## Exercise directions
Find how many lines contain the word "truyền" and state that number alone.

## Data provided
------------------------------

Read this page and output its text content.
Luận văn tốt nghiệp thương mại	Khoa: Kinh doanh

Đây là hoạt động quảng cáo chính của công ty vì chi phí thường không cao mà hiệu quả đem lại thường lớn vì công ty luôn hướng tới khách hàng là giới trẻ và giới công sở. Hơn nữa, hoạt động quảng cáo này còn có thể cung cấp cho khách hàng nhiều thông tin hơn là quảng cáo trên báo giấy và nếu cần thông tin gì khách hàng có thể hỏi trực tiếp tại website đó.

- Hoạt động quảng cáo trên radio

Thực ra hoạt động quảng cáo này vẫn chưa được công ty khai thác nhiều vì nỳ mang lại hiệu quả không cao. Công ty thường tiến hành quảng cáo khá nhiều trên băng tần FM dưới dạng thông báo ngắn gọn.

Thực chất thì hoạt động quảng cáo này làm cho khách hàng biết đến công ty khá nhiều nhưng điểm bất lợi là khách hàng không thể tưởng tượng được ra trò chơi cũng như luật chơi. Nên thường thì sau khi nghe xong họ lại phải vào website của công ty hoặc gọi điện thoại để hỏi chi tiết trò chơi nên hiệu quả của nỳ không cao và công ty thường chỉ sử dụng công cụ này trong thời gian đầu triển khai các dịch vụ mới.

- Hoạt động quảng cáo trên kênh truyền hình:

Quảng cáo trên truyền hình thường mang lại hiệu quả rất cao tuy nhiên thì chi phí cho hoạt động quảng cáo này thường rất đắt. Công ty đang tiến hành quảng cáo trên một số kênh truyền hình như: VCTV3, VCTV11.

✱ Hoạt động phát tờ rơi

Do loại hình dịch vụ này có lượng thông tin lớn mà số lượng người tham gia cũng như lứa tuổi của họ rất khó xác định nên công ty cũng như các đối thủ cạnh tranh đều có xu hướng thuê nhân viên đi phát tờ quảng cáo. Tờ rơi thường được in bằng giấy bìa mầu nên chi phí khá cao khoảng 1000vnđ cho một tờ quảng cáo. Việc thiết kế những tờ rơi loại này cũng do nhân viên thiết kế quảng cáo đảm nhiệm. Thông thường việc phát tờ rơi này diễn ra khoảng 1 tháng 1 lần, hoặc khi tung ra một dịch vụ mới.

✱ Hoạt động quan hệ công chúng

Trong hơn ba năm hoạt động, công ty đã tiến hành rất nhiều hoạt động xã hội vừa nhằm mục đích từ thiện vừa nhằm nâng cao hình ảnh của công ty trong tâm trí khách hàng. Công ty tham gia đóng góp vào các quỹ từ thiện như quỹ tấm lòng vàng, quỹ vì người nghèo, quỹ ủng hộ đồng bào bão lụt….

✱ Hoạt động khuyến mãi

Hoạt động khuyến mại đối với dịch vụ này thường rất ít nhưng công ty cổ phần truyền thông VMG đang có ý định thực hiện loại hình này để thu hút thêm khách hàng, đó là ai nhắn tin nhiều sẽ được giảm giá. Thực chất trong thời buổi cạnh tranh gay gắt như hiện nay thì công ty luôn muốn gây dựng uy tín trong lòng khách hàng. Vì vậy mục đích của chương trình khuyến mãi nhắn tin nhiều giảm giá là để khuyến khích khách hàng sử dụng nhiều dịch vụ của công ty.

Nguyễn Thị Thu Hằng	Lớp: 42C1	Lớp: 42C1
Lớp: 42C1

------------------------------

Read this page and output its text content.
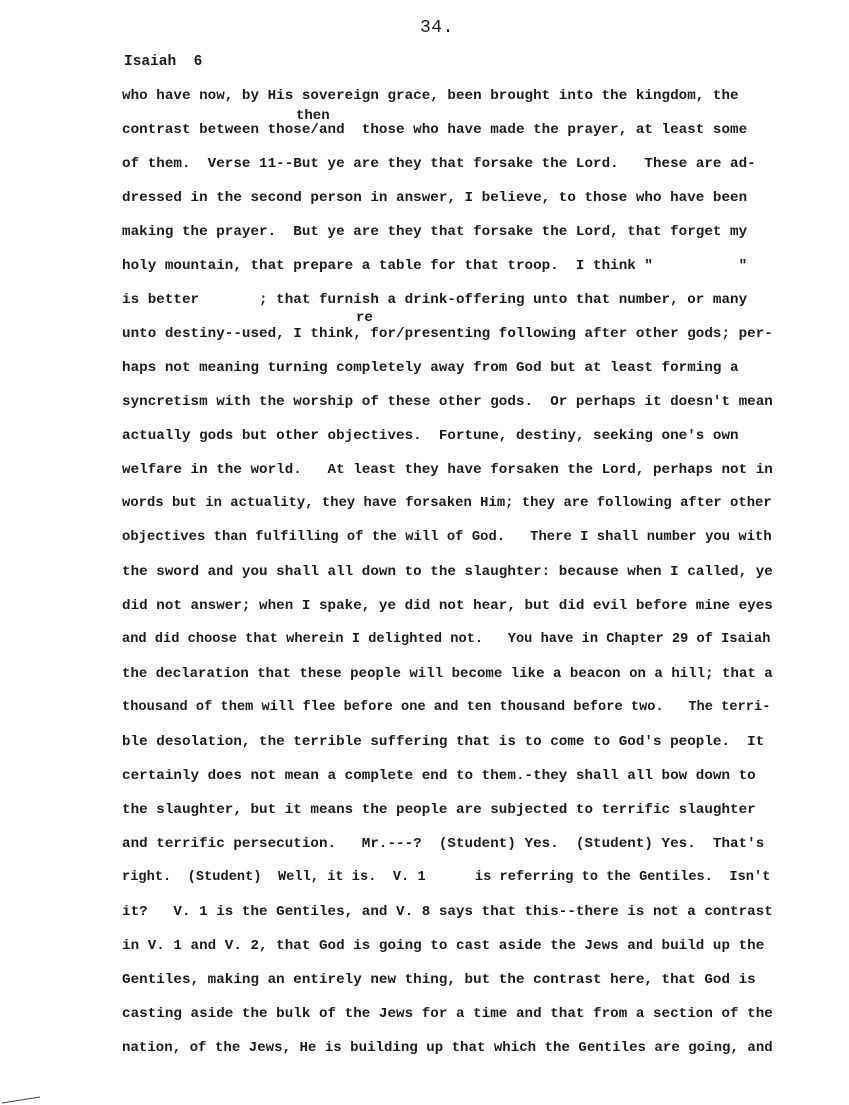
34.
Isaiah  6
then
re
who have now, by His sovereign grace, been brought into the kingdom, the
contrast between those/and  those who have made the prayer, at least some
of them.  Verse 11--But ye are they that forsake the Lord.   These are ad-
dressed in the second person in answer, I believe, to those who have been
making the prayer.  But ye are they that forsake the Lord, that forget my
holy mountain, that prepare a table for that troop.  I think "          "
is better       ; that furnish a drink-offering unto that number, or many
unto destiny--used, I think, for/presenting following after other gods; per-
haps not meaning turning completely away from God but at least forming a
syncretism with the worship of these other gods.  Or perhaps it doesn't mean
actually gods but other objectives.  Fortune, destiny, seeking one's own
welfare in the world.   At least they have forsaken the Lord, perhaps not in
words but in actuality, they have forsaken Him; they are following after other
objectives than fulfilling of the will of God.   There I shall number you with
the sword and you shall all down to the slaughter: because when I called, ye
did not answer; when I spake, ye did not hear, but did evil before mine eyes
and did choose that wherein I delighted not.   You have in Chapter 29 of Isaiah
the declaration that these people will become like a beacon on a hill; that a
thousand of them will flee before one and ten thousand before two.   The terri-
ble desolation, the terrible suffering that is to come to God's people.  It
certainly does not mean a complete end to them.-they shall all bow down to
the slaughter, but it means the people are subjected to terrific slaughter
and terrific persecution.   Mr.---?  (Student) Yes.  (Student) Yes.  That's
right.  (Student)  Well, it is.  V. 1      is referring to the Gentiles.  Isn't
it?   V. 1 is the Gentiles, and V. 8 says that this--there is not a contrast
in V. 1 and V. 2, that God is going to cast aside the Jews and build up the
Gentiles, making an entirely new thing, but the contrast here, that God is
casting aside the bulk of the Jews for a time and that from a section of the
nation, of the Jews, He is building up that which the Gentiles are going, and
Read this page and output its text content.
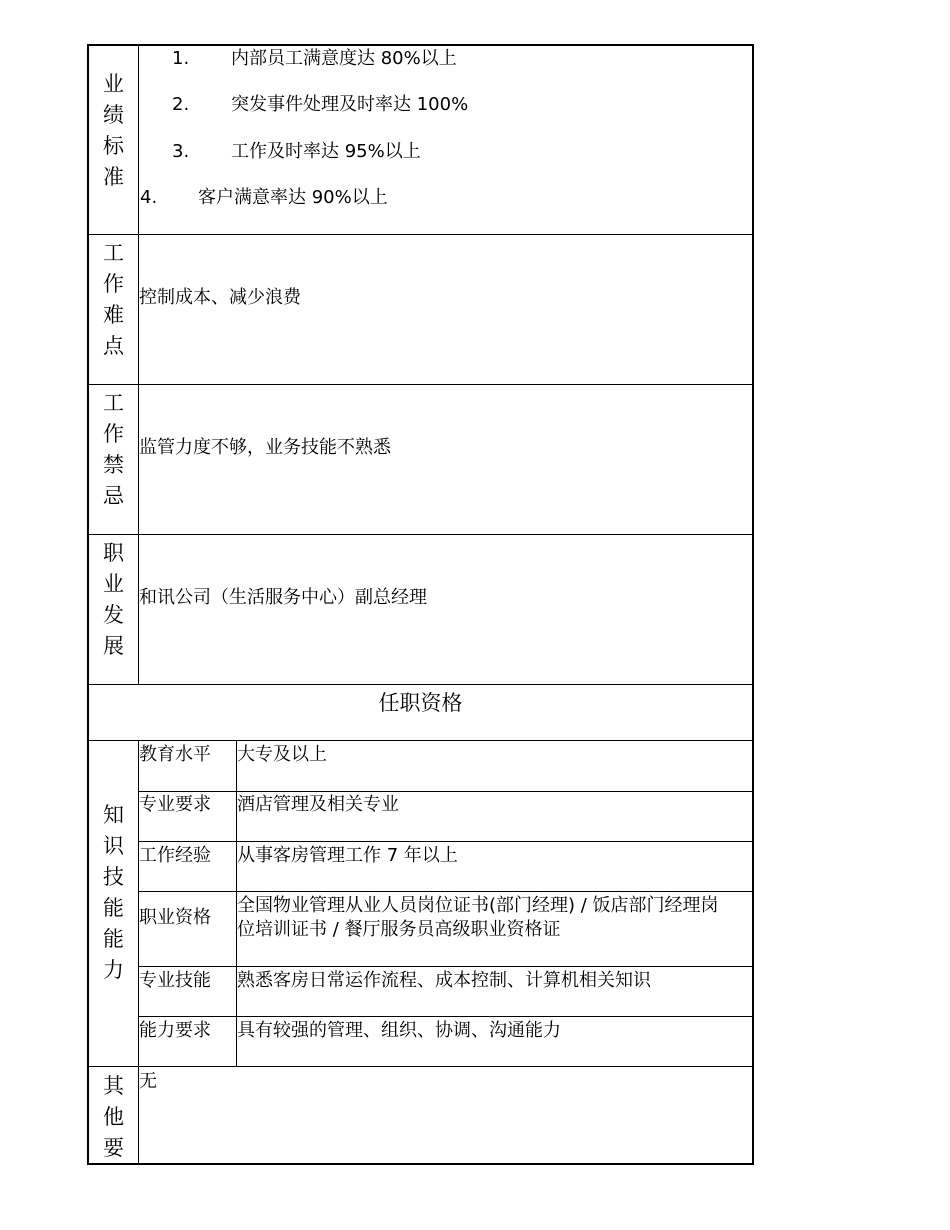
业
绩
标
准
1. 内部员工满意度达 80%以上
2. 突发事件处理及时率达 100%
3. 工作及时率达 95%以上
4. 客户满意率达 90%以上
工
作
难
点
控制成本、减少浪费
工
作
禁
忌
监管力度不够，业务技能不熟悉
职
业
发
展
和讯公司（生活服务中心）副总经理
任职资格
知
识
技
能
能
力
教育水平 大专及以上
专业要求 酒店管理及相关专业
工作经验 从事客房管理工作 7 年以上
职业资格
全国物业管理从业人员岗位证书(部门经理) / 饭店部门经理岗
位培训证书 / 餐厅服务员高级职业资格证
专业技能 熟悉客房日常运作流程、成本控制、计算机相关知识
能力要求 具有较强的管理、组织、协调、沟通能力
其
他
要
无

------------------------------

## Solution below
3